Instructions for the task → Give every line of the material again, exactly as written.

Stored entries
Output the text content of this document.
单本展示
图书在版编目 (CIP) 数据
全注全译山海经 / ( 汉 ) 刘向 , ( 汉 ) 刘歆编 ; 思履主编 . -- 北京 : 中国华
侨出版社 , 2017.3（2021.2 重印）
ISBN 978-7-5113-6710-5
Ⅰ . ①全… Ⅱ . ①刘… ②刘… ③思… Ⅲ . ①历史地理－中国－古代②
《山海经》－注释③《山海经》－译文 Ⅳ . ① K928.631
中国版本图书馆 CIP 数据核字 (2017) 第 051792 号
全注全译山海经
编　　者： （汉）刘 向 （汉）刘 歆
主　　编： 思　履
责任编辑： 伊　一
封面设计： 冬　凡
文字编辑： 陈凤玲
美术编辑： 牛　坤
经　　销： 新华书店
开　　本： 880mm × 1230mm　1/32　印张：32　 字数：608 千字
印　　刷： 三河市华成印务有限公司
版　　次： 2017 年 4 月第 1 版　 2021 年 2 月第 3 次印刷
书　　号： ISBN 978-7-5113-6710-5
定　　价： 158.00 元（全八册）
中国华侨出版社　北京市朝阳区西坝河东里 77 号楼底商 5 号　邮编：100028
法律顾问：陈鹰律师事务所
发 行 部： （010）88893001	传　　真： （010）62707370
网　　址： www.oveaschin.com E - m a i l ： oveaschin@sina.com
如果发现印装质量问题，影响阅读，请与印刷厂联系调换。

Solution →
Output the text content of this document.
单本展示
图书在版编目 (CIP) 数据
全注全译山海经 / ( 汉 ) 刘向 , ( 汉 ) 刘歆编 ; 思履主编 . -- 北京 : 中国华
侨出版社 , 2017.3（2021.2 重印）
ISBN 978-7-5113-6710-5
Ⅰ . ①全… Ⅱ . ①刘… ②刘… ③思… Ⅲ . ①历史地理－中国－古代②
《山海经》－注释③《山海经》－译文 Ⅳ . ① K928.631
中国版本图书馆 CIP 数据核字 (2017) 第 051792 号
全注全译山海经
编　　者： （汉）刘 向 （汉）刘 歆
主　　编： 思　履
责任编辑： 伊　一
封面设计： 冬　凡
文字编辑： 陈凤玲
美术编辑： 牛　坤
经　　销： 新华书店
开　　本： 880mm × 1230mm　1/32　印张：32　 字数：608 千字
印　　刷： 三河市华成印务有限公司
版　　次： 2017 年 4 月第 1 版　 2021 年 2 月第 3 次印刷
书　　号： ISBN 978-7-5113-6710-5
定　　价： 158.00 元（全八册）
中国华侨出版社　北京市朝阳区西坝河东里 77 号楼底商 5 号　邮编：100028
法律顾问：陈鹰律师事务所
发 行 部： （010）88893001	传　　真： （010）62707370
网　　址： www.oveaschin.com E - m a i l ： oveaschin@sina.com
如果发现印装质量问题，影响阅读，请与印刷厂联系调换。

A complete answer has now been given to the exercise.